**Exercise prompt**
Each line of data below is to be returned exactly, leaving out any picture.

Page text entries:
::::::::

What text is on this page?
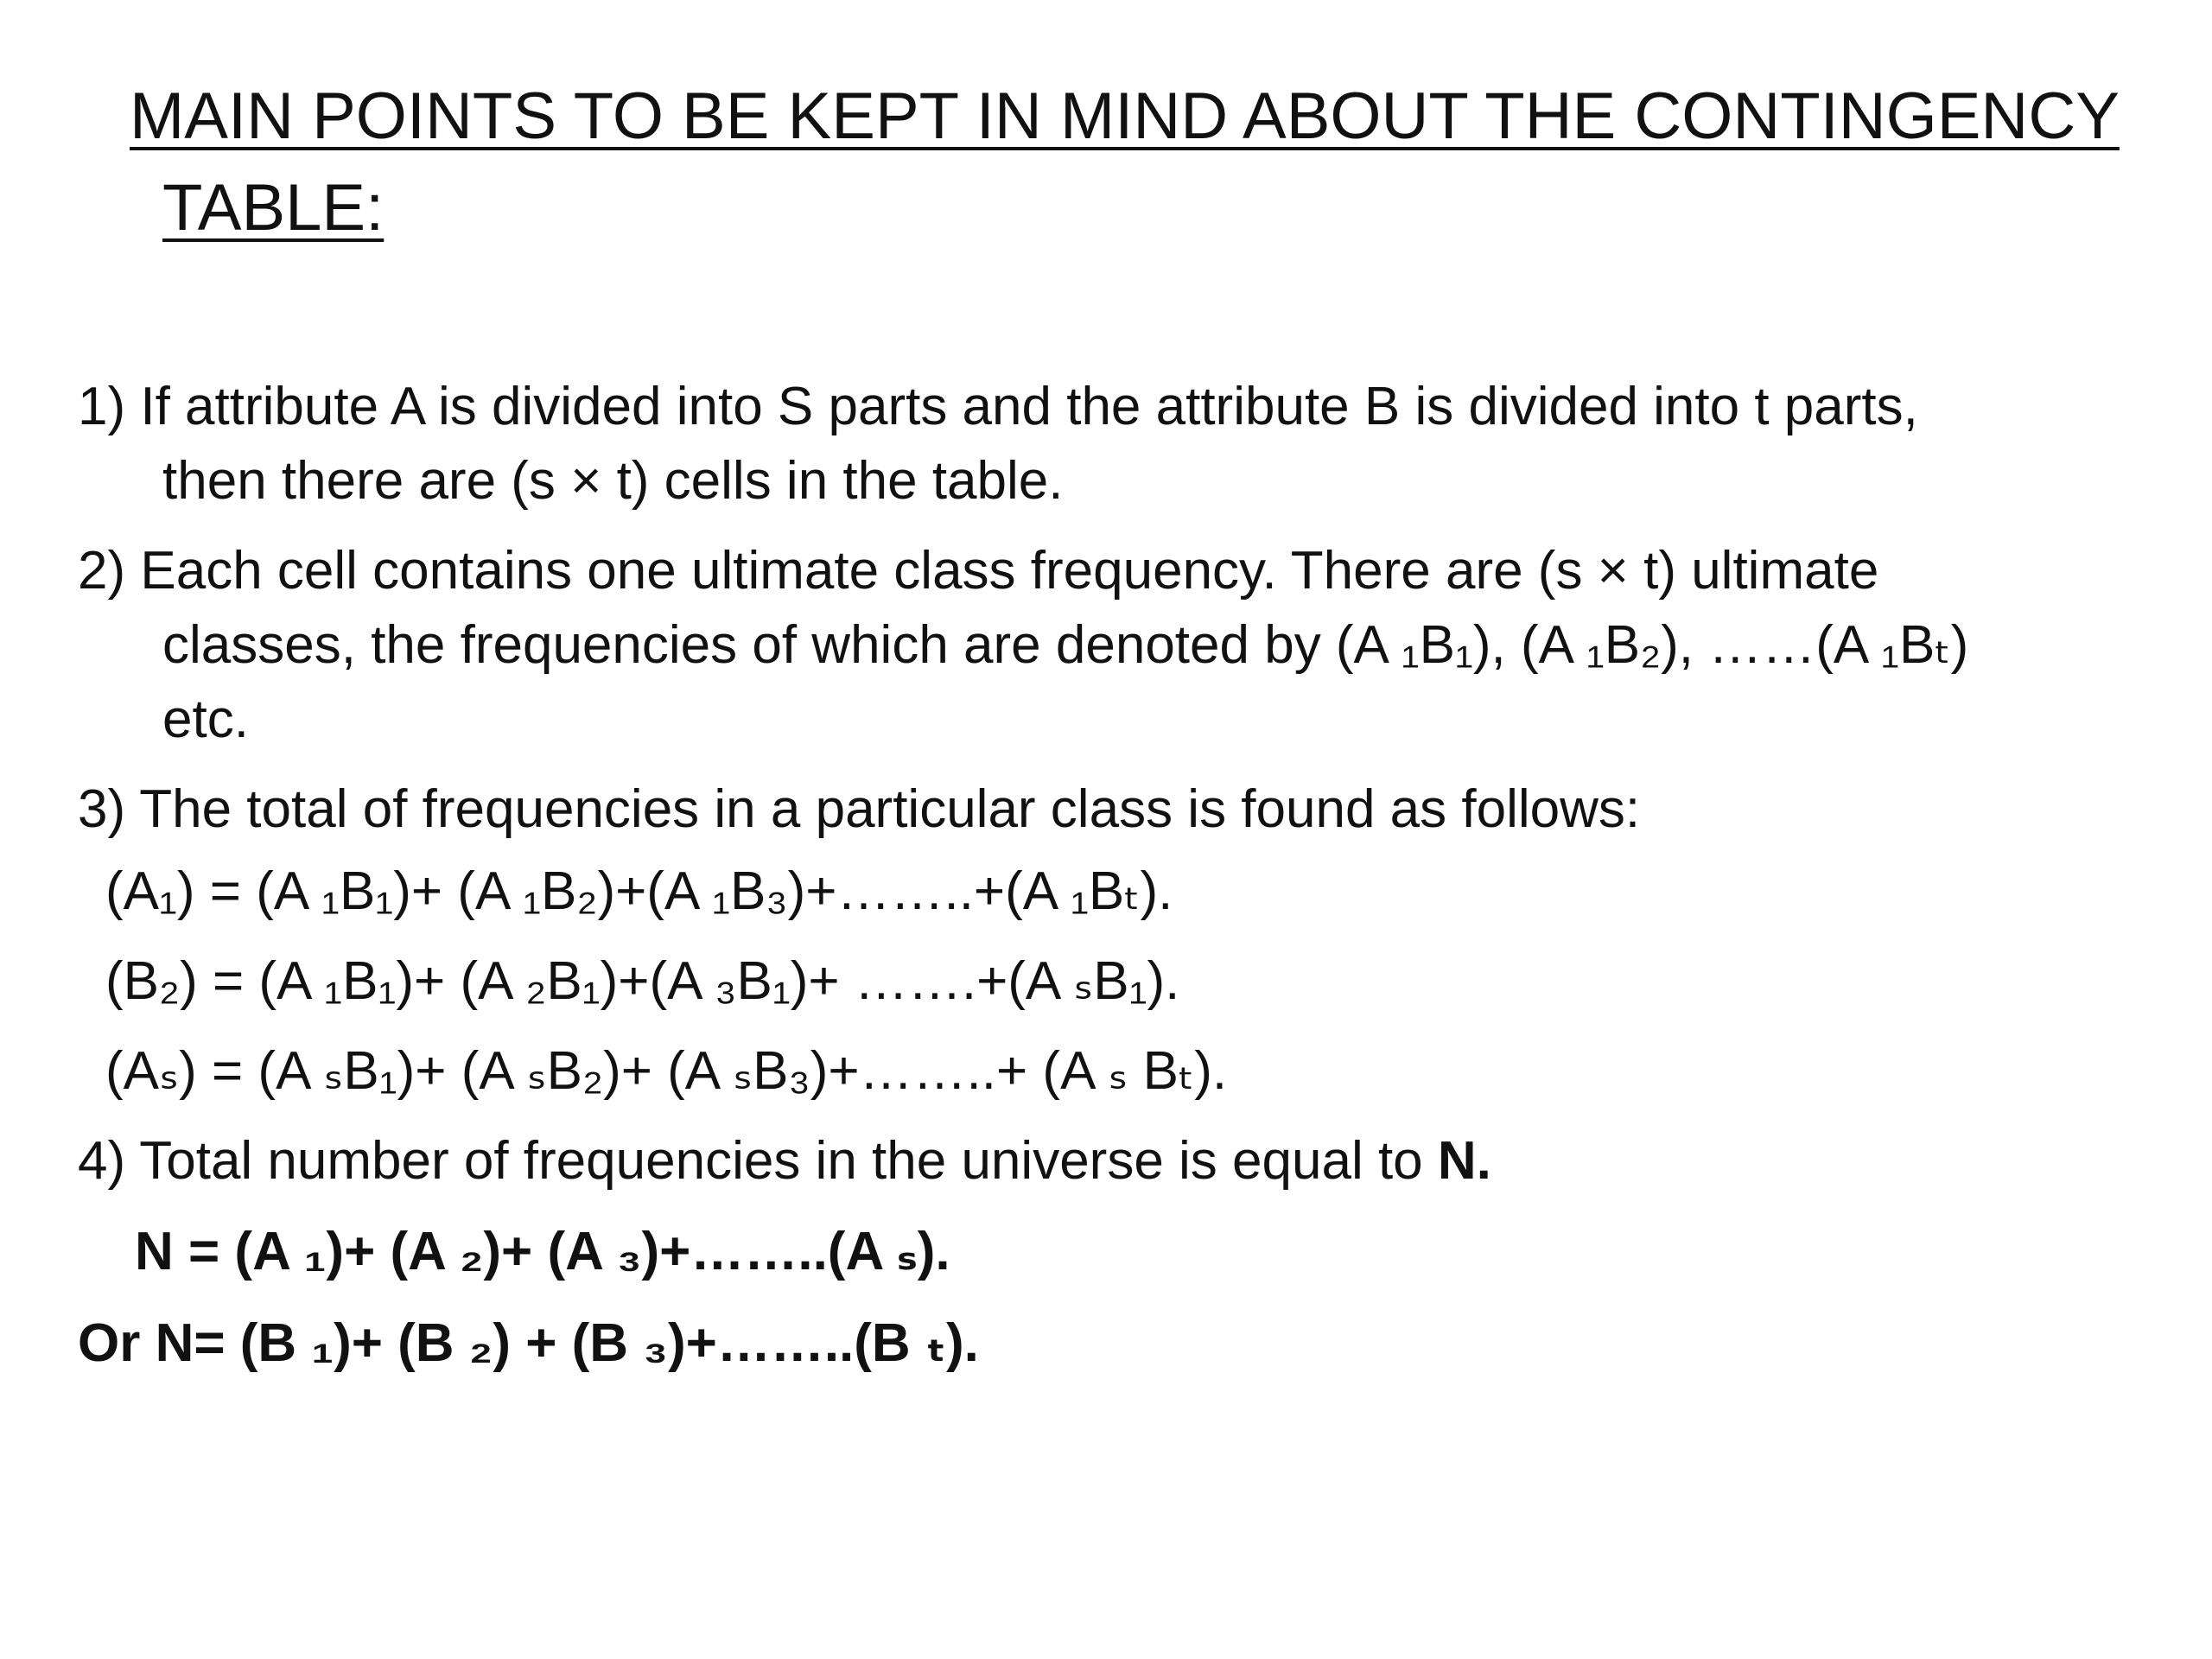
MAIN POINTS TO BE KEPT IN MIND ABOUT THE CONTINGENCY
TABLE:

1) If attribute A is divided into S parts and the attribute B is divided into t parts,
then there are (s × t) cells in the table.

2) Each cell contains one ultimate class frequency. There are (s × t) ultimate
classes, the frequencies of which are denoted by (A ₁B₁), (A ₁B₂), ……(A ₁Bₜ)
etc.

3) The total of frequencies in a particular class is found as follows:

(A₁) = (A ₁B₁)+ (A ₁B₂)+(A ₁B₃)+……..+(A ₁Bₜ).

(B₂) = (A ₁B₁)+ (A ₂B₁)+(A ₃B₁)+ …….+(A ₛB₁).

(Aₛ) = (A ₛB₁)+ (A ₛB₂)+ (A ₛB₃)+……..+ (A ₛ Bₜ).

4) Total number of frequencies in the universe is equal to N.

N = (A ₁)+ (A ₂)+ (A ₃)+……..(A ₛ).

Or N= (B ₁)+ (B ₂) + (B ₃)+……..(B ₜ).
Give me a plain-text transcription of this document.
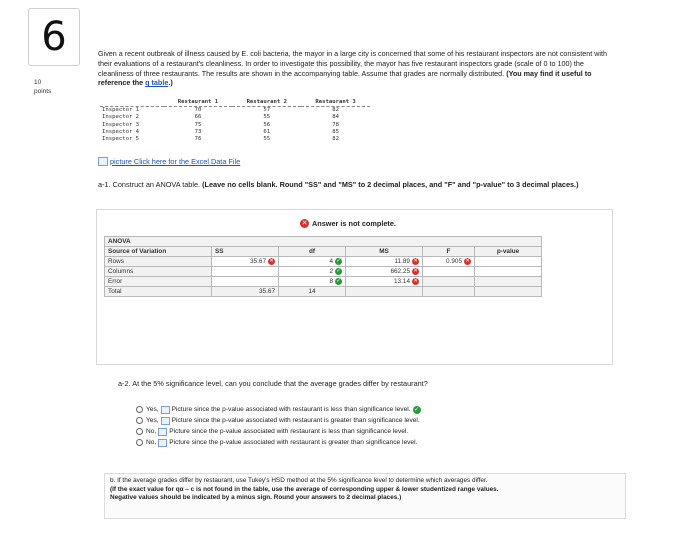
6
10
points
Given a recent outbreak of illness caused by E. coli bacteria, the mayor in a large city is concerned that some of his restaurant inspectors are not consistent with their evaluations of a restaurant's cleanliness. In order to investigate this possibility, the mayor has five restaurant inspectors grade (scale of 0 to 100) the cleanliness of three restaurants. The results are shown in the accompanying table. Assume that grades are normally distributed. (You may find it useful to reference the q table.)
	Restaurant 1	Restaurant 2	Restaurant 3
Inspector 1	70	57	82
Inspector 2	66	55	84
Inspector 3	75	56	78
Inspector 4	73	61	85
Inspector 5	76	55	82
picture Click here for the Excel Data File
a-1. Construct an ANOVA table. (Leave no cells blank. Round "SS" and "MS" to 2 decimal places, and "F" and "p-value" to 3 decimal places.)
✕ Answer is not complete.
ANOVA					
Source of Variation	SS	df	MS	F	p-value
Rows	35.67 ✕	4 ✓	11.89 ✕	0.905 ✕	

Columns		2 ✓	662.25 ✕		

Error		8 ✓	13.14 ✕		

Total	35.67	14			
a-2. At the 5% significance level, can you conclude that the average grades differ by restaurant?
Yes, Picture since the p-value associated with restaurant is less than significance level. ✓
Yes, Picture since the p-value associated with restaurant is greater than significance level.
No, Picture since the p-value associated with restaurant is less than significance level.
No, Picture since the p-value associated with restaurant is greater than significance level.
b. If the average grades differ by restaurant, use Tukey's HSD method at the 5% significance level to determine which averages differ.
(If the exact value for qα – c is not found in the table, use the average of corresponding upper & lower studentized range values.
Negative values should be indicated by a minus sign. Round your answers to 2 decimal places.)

::::::::

**Solution for this problem**
What text is on this page?
MAIN POINTS TO BE KEPT IN MIND ABOUT THE CONTINGENCY
TABLE:

1) If attribute A is divided into S parts and the attribute B is divided into t parts,
then there are (s × t) cells in the table.

2) Each cell contains one ultimate class frequency. There are (s × t) ultimate
classes, the frequencies of which are denoted by (A ₁B₁), (A ₁B₂), ……(A ₁Bₜ)
etc.

3) The total of frequencies in a particular class is found as follows:

(A₁) = (A ₁B₁)+ (A ₁B₂)+(A ₁B₃)+……..+(A ₁Bₜ).

(B₂) = (A ₁B₁)+ (A ₂B₁)+(A ₃B₁)+ …….+(A ₛB₁).

(Aₛ) = (A ₛB₁)+ (A ₛB₂)+ (A ₛB₃)+……..+ (A ₛ Bₜ).

4) Total number of frequencies in the universe is equal to N.

N = (A ₁)+ (A ₂)+ (A ₃)+……..(A ₛ).

Or N= (B ₁)+ (B ₂) + (B ₃)+……..(B ₜ).
Give me a plain-text transcription of this document.
6
10
points
Given a recent outbreak of illness caused by E. coli bacteria, the mayor in a large city is concerned that some of his restaurant inspectors are not consistent with their evaluations of a restaurant's cleanliness. In order to investigate this possibility, the mayor has five restaurant inspectors grade (scale of 0 to 100) the cleanliness of three restaurants. The results are shown in the accompanying table. Assume that grades are normally distributed. (You may find it useful to reference the q table.)
	Restaurant 1	Restaurant 2	Restaurant 3
Inspector 1	70	57	82
Inspector 2	66	55	84
Inspector 3	75	56	78
Inspector 4	73	61	85
Inspector 5	76	55	82
picture Click here for the Excel Data File
a-1. Construct an ANOVA table. (Leave no cells blank. Round "SS" and "MS" to 2 decimal places, and "F" and "p-value" to 3 decimal places.)
✕ Answer is not complete.
ANOVA					
Source of Variation	SS	df	MS	F	p-value
Rows	35.67 ✕	4 ✓	11.89 ✕	0.905 ✕	

Columns		2 ✓	662.25 ✕		

Error		8 ✓	13.14 ✕		

Total	35.67	14			
a-2. At the 5% significance level, can you conclude that the average grades differ by restaurant?
Yes, Picture since the p-value associated with restaurant is less than significance level. ✓
Yes, Picture since the p-value associated with restaurant is greater than significance level.
No, Picture since the p-value associated with restaurant is less than significance level.
No, Picture since the p-value associated with restaurant is greater than significance level.
b. If the average grades differ by restaurant, use Tukey's HSD method at the 5% significance level to determine which averages differ.
(If the exact value for qα – c is not found in the table, use the average of corresponding upper & lower studentized range values.
Negative values should be indicated by a minus sign. Round your answers to 2 decimal places.)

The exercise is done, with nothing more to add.